● Task prompt
In the entries below, count every line with the string "JSON". State the count and nothing else.

● Given records
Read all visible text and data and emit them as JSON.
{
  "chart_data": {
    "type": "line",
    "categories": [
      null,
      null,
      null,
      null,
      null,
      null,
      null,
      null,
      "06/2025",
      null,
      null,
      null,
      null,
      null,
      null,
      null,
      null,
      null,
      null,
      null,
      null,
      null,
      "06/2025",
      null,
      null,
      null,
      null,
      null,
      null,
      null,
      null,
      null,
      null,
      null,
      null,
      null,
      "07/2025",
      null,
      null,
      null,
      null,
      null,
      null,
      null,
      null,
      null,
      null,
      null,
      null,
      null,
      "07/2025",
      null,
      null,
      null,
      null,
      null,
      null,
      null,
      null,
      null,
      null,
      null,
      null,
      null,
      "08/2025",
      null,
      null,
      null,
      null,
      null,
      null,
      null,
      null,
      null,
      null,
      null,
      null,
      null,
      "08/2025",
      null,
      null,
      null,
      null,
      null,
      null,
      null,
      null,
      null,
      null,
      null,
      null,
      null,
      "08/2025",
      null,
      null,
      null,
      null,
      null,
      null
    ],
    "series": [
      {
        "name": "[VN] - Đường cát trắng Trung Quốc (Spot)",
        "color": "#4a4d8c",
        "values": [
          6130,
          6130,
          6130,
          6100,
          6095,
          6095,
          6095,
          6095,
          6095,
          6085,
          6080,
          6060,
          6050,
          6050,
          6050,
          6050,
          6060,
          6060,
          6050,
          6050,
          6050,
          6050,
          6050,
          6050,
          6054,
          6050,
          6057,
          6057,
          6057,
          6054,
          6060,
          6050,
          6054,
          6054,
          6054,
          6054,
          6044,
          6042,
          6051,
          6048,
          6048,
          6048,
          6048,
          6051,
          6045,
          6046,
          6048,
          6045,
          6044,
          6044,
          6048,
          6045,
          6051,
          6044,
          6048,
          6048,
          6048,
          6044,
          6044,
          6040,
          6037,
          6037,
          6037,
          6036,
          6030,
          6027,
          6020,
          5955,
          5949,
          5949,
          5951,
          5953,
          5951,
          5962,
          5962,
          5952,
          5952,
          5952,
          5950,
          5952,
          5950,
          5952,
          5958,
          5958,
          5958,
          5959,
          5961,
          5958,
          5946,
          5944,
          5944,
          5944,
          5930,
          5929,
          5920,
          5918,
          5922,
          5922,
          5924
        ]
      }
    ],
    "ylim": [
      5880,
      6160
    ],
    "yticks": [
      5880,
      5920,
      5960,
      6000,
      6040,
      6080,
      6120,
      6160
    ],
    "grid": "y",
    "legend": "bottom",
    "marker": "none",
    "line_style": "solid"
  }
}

...

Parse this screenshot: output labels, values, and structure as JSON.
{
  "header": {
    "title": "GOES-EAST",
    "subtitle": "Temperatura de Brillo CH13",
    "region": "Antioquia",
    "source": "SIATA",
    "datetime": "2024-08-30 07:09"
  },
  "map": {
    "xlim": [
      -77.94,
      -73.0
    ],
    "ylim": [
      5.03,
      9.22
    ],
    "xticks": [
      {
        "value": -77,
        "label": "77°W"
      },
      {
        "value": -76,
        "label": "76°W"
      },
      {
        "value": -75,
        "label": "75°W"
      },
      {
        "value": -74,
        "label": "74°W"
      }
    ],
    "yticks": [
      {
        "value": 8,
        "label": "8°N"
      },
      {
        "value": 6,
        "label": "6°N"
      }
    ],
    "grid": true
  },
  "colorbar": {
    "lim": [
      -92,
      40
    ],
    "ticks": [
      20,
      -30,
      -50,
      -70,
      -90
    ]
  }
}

● The output
2